Nothing in the records may be left out or altered; reproduce them all exactly.

==== PROVIDED DATA

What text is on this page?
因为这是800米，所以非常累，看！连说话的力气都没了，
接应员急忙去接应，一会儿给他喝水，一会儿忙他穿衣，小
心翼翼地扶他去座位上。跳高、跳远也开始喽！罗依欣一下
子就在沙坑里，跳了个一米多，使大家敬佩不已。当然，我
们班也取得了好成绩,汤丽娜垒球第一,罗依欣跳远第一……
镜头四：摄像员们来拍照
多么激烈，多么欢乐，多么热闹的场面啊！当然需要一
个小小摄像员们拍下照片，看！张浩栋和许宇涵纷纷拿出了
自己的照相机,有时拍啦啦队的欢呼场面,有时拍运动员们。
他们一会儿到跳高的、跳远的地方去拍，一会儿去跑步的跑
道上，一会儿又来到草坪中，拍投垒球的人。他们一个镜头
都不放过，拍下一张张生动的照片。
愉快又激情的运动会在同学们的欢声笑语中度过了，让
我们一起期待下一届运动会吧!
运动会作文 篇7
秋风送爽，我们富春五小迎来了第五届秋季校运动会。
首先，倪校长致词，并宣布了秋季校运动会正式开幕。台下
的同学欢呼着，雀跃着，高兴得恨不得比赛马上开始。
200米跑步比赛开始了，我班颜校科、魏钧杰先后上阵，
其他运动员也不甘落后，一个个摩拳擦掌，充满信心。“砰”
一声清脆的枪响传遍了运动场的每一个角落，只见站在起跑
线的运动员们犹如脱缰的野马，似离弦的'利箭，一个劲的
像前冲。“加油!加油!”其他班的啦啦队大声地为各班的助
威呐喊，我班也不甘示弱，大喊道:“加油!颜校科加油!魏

========

▶ [COMPLETE ANSWER]:
What text is on this page?
因为这是800米，所以非常累，看！连说话的力气都没了，
接应员急忙去接应，一会儿给他喝水，一会儿忙他穿衣，小
心翼翼地扶他去座位上。跳高、跳远也开始喽！罗依欣一下
子就在沙坑里，跳了个一米多，使大家敬佩不已。当然，我
们班也取得了好成绩,汤丽娜垒球第一,罗依欣跳远第一……
镜头四：摄像员们来拍照
多么激烈，多么欢乐，多么热闹的场面啊！当然需要一
个小小摄像员们拍下照片，看！张浩栋和许宇涵纷纷拿出了
自己的照相机,有时拍啦啦队的欢呼场面,有时拍运动员们。
他们一会儿到跳高的、跳远的地方去拍，一会儿去跑步的跑
道上，一会儿又来到草坪中，拍投垒球的人。他们一个镜头
都不放过，拍下一张张生动的照片。
愉快又激情的运动会在同学们的欢声笑语中度过了，让
我们一起期待下一届运动会吧!
运动会作文 篇7
秋风送爽，我们富春五小迎来了第五届秋季校运动会。
首先，倪校长致词，并宣布了秋季校运动会正式开幕。台下
的同学欢呼着，雀跃着，高兴得恨不得比赛马上开始。
200米跑步比赛开始了，我班颜校科、魏钧杰先后上阵，
其他运动员也不甘落后，一个个摩拳擦掌，充满信心。“砰”
一声清脆的枪响传遍了运动场的每一个角落，只见站在起跑
线的运动员们犹如脱缰的野马，似离弦的'利箭，一个劲的
像前冲。“加油!加油!”其他班的啦啦队大声地为各班的助
威呐喊，我班也不甘示弱，大喊道:“加油!颜校科加油!魏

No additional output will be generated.